* _Written request_: Output every record below exactly as it appears.
-- START OF Stored rows --
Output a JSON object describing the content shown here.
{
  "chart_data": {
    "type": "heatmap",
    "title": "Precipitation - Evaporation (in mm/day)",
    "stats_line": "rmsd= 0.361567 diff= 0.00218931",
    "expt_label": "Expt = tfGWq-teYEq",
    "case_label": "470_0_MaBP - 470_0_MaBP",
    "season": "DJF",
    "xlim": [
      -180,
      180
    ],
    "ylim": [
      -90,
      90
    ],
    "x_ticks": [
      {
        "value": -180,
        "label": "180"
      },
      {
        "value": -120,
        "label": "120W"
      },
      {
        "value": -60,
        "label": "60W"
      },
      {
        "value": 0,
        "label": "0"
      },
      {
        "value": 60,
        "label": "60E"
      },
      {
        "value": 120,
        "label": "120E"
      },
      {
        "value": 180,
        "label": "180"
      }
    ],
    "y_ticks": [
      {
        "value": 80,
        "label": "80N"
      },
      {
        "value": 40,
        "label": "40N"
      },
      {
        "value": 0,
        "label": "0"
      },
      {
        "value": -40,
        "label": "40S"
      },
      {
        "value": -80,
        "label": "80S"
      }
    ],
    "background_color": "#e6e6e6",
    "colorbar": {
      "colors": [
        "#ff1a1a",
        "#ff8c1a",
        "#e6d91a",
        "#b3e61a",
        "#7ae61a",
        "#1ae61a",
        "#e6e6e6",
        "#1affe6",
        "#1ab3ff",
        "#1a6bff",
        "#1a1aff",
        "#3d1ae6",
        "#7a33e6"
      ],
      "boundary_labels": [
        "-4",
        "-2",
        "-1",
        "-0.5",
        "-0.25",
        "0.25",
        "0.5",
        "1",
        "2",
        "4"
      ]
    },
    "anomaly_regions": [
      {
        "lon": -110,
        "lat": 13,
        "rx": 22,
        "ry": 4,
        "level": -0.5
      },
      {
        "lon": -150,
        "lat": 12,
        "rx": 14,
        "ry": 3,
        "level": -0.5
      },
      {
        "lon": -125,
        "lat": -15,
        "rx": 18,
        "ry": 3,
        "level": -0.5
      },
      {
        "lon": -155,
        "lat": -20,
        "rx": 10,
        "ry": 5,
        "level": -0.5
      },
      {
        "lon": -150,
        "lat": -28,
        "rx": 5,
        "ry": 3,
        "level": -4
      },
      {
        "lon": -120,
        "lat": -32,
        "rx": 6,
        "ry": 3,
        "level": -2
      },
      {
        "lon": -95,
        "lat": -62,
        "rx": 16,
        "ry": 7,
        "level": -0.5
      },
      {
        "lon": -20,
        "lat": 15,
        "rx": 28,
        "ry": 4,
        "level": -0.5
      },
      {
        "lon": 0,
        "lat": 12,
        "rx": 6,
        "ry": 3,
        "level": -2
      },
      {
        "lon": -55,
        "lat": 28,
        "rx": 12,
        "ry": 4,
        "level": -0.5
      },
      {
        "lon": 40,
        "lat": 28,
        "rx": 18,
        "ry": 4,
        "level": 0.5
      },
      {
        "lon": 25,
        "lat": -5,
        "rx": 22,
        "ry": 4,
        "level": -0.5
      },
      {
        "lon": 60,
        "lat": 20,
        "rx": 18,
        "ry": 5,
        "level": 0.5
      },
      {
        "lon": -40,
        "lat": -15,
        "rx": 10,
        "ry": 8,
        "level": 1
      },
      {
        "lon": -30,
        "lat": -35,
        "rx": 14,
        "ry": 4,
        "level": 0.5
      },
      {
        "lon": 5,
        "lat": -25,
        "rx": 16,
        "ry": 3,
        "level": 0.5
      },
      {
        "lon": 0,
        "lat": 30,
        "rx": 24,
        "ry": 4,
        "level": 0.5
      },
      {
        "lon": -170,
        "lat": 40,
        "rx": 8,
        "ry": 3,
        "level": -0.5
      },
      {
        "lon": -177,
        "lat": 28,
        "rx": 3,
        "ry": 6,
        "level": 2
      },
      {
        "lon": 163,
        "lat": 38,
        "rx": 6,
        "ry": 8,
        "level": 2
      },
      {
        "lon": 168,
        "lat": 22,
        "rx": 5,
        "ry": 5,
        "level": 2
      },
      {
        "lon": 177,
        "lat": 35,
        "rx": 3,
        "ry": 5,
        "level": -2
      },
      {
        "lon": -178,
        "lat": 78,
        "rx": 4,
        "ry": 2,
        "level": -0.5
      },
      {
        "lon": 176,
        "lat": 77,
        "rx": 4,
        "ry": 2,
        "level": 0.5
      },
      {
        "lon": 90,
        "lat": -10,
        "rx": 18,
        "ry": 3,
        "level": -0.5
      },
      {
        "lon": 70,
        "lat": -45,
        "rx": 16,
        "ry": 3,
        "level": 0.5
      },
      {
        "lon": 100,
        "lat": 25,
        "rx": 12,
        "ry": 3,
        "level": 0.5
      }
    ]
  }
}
-- END OF Stored rows --
* _Answer to the task_:
Output a JSON object describing the content shown here.
{
  "chart_data": {
    "type": "heatmap",
    "title": "Precipitation - Evaporation (in mm/day)",
    "stats_line": "rmsd= 0.361567 diff= 0.00218931",
    "expt_label": "Expt = tfGWq-teYEq",
    "case_label": "470_0_MaBP - 470_0_MaBP",
    "season": "DJF",
    "xlim": [
      -180,
      180
    ],
    "ylim": [
      -90,
      90
    ],
    "x_ticks": [
      {
        "value": -180,
        "label": "180"
      },
      {
        "value": -120,
        "label": "120W"
      },
      {
        "value": -60,
        "label": "60W"
      },
      {
        "value": 0,
        "label": "0"
      },
      {
        "value": 60,
        "label": "60E"
      },
      {
        "value": 120,
        "label": "120E"
      },
      {
        "value": 180,
        "label": "180"
      }
    ],
    "y_ticks": [
      {
        "value": 80,
        "label": "80N"
      },
      {
        "value": 40,
        "label": "40N"
      },
      {
        "value": 0,
        "label": "0"
      },
      {
        "value": -40,
        "label": "40S"
      },
      {
        "value": -80,
        "label": "80S"
      }
    ],
    "background_color": "#e6e6e6",
    "colorbar": {
      "colors": [
        "#ff1a1a",
        "#ff8c1a",
        "#e6d91a",
        "#b3e61a",
        "#7ae61a",
        "#1ae61a",
        "#e6e6e6",
        "#1affe6",
        "#1ab3ff",
        "#1a6bff",
        "#1a1aff",
        "#3d1ae6",
        "#7a33e6"
      ],
      "boundary_labels": [
        "-4",
        "-2",
        "-1",
        "-0.5",
        "-0.25",
        "0.25",
        "0.5",
        "1",
        "2",
        "4"
      ]
    },
    "anomaly_regions": [
      {
        "lon": -110,
        "lat": 13,
        "rx": 22,
        "ry": 4,
        "level": -0.5
      },
      {
        "lon": -150,
        "lat": 12,
        "rx": 14,
        "ry": 3,
        "level": -0.5
      },
      {
        "lon": -125,
        "lat": -15,
        "rx": 18,
        "ry": 3,
        "level": -0.5
      },
      {
        "lon": -155,
        "lat": -20,
        "rx": 10,
        "ry": 5,
        "level": -0.5
      },
      {
        "lon": -150,
        "lat": -28,
        "rx": 5,
        "ry": 3,
        "level": -4
      },
      {
        "lon": -120,
        "lat": -32,
        "rx": 6,
        "ry": 3,
        "level": -2
      },
      {
        "lon": -95,
        "lat": -62,
        "rx": 16,
        "ry": 7,
        "level": -0.5
      },
      {
        "lon": -20,
        "lat": 15,
        "rx": 28,
        "ry": 4,
        "level": -0.5
      },
      {
        "lon": 0,
        "lat": 12,
        "rx": 6,
        "ry": 3,
        "level": -2
      },
      {
        "lon": -55,
        "lat": 28,
        "rx": 12,
        "ry": 4,
        "level": -0.5
      },
      {
        "lon": 40,
        "lat": 28,
        "rx": 18,
        "ry": 4,
        "level": 0.5
      },
      {
        "lon": 25,
        "lat": -5,
        "rx": 22,
        "ry": 4,
        "level": -0.5
      },
      {
        "lon": 60,
        "lat": 20,
        "rx": 18,
        "ry": 5,
        "level": 0.5
      },
      {
        "lon": -40,
        "lat": -15,
        "rx": 10,
        "ry": 8,
        "level": 1
      },
      {
        "lon": -30,
        "lat": -35,
        "rx": 14,
        "ry": 4,
        "level": 0.5
      },
      {
        "lon": 5,
        "lat": -25,
        "rx": 16,
        "ry": 3,
        "level": 0.5
      },
      {
        "lon": 0,
        "lat": 30,
        "rx": 24,
        "ry": 4,
        "level": 0.5
      },
      {
        "lon": -170,
        "lat": 40,
        "rx": 8,
        "ry": 3,
        "level": -0.5
      },
      {
        "lon": -177,
        "lat": 28,
        "rx": 3,
        "ry": 6,
        "level": 2
      },
      {
        "lon": 163,
        "lat": 38,
        "rx": 6,
        "ry": 8,
        "level": 2
      },
      {
        "lon": 168,
        "lat": 22,
        "rx": 5,
        "ry": 5,
        "level": 2
      },
      {
        "lon": 177,
        "lat": 35,
        "rx": 3,
        "ry": 5,
        "level": -2
      },
      {
        "lon": -178,
        "lat": 78,
        "rx": 4,
        "ry": 2,
        "level": -0.5
      },
      {
        "lon": 176,
        "lat": 77,
        "rx": 4,
        "ry": 2,
        "level": 0.5
      },
      {
        "lon": 90,
        "lat": -10,
        "rx": 18,
        "ry": 3,
        "level": -0.5
      },
      {
        "lon": 70,
        "lat": -45,
        "rx": 16,
        "ry": 3,
        "level": 0.5
      },
      {
        "lon": 100,
        "lat": 25,
        "rx": 12,
        "ry": 3,
        "level": 0.5
      }
    ]
  }
}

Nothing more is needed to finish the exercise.